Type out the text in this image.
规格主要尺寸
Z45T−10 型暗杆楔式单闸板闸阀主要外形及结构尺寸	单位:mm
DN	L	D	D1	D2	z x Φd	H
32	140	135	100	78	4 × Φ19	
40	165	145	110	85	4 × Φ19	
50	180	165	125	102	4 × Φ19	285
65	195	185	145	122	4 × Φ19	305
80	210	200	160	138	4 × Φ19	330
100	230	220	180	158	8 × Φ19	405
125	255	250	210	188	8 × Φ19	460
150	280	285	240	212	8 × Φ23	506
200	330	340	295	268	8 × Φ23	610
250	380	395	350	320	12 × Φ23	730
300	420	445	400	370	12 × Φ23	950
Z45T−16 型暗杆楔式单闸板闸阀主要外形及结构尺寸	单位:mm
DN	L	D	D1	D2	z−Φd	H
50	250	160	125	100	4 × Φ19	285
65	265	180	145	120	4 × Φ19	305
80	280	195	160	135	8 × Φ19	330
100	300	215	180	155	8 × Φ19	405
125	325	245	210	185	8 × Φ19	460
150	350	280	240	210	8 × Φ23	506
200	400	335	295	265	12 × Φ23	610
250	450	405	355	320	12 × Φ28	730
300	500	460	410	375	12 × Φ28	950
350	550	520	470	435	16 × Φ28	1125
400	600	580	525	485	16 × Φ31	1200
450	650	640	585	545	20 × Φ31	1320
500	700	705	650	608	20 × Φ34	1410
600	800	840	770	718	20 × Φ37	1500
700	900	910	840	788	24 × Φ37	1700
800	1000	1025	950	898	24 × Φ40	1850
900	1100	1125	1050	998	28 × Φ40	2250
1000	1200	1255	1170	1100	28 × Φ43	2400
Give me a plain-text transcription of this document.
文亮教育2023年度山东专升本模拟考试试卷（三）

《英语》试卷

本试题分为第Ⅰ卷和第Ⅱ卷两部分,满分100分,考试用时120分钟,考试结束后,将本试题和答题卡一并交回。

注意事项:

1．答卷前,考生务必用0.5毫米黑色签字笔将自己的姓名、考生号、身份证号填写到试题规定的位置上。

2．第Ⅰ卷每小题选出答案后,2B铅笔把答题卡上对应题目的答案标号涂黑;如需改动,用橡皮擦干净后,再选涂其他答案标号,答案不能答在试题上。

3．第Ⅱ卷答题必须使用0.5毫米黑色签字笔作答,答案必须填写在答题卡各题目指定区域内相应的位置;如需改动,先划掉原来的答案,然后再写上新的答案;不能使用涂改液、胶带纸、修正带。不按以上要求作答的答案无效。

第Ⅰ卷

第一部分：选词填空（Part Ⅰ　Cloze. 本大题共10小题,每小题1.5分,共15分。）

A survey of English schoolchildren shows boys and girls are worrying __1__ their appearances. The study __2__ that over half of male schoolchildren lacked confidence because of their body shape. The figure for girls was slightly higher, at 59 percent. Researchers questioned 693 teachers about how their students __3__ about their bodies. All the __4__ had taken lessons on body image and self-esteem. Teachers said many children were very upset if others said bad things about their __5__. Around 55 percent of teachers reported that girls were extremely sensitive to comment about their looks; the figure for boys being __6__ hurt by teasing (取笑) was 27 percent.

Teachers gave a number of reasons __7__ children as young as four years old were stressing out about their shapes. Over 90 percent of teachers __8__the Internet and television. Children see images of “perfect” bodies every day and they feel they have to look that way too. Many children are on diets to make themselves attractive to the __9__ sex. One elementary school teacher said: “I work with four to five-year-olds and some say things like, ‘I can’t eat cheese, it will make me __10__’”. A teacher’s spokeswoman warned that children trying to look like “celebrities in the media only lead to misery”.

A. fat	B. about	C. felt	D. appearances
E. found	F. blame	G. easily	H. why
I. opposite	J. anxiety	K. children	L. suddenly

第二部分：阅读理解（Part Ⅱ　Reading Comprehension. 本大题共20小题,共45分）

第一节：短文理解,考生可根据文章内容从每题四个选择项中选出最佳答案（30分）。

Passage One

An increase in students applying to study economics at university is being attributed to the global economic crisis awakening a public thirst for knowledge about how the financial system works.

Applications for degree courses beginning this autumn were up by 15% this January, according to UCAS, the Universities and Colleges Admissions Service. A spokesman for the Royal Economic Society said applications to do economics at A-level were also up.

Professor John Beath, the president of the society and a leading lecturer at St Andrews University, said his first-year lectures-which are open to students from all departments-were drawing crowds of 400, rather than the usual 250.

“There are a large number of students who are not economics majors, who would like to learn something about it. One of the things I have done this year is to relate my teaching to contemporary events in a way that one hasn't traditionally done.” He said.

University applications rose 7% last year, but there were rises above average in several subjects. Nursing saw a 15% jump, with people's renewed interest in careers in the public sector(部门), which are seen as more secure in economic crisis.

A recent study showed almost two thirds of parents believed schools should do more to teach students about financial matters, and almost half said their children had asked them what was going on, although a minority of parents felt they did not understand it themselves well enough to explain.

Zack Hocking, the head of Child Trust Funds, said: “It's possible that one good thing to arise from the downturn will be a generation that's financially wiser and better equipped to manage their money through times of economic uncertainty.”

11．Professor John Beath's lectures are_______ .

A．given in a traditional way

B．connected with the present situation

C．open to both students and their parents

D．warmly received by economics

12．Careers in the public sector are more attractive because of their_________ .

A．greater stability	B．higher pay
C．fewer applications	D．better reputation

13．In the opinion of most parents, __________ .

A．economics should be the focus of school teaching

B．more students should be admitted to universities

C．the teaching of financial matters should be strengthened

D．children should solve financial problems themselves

DO THIS
Count the lines in the records above that contain the word "matters", and give only that number.

TASK ANSWER
2